■ **WHAT YOU HAVE TO DO**:
Output the records exactly as they appear, with no pictures included.

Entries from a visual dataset

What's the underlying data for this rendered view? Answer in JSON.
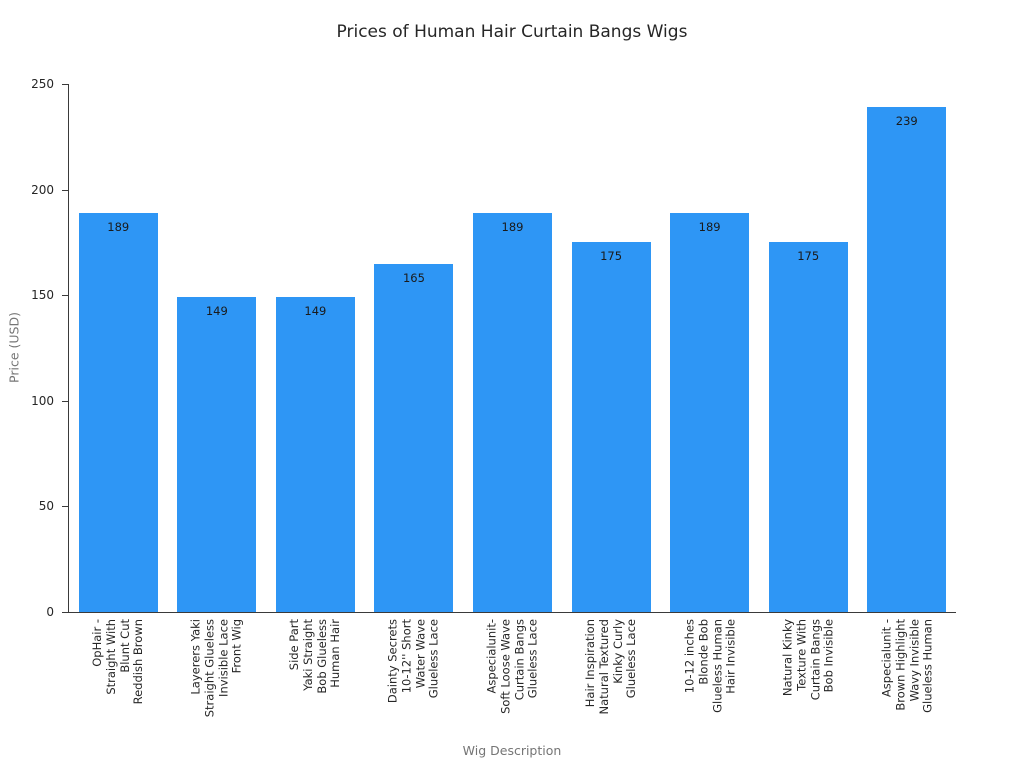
{
  "chart": {
    "title": "Prices of Human Hair Curtain Bangs Wigs",
    "xlabel": "Wig Description",
    "ylabel": "Price (USD)"
  },
  "chart_data": {
    "type": "bar",
    "title": "Prices of Human Hair Curtain Bangs Wigs",
    "xlabel": "Wig Description",
    "ylabel": "Price (USD)",
    "ylim": [
      0,
      250
    ],
    "yticks": [
      0,
      50,
      100,
      150,
      200,
      250
    ],
    "grid": false,
    "legend": false,
    "bar_color": "#2E96F5",
    "value_label_color": "#1a1a1a",
    "categories": [
      "OpHair -\nStraight With\nBlunt Cut\nReddish Brown",
      "Layerers Yaki\nStraight Glueless\nInvisible Lace\nFront Wig",
      "Side Part\nYaki Straight\nBob Glueless\nHuman Hair",
      "Dainty Secrets\n10-12'' Short\nWater Wave\nGlueless Lace",
      "Aspecialunit-\nSoft Loose Wave\nCurtain Bangs\nGlueless Lace",
      "Hair Inspiration\nNatural Textured\nKinky Curly\nGlueless Lace",
      "10-12 inches\nBlonde Bob\nGlueless Human\nHair Invisible",
      "Natural Kinky\nTexture With\nCurtain Bangs\nBob Invisible",
      "Aspecialunit -\nBrown Highlight\nWavy Invisible\nGlueless Human"
    ],
    "values": [
      189,
      149,
      149,
      165,
      189,
      175,
      189,
      175,
      239
    ]
  }
}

■ **OUTPUT OF THE TASK**:
What's the underlying data for this rendered view? Answer in JSON.
{
  "chart": {
    "title": "Prices of Human Hair Curtain Bangs Wigs",
    "xlabel": "Wig Description",
    "ylabel": "Price (USD)"
  },
  "chart_data": {
    "type": "bar",
    "title": "Prices of Human Hair Curtain Bangs Wigs",
    "xlabel": "Wig Description",
    "ylabel": "Price (USD)",
    "ylim": [
      0,
      250
    ],
    "yticks": [
      0,
      50,
      100,
      150,
      200,
      250
    ],
    "grid": false,
    "legend": false,
    "bar_color": "#2E96F5",
    "value_label_color": "#1a1a1a",
    "categories": [
      "OpHair -\nStraight With\nBlunt Cut\nReddish Brown",
      "Layerers Yaki\nStraight Glueless\nInvisible Lace\nFront Wig",
      "Side Part\nYaki Straight\nBob Glueless\nHuman Hair",
      "Dainty Secrets\n10-12'' Short\nWater Wave\nGlueless Lace",
      "Aspecialunit-\nSoft Loose Wave\nCurtain Bangs\nGlueless Lace",
      "Hair Inspiration\nNatural Textured\nKinky Curly\nGlueless Lace",
      "10-12 inches\nBlonde Bob\nGlueless Human\nHair Invisible",
      "Natural Kinky\nTexture With\nCurtain Bangs\nBob Invisible",
      "Aspecialunit -\nBrown Highlight\nWavy Invisible\nGlueless Human"
    ],
    "values": [
      189,
      149,
      149,
      165,
      189,
      175,
      189,
      175,
      239
    ]
  }
}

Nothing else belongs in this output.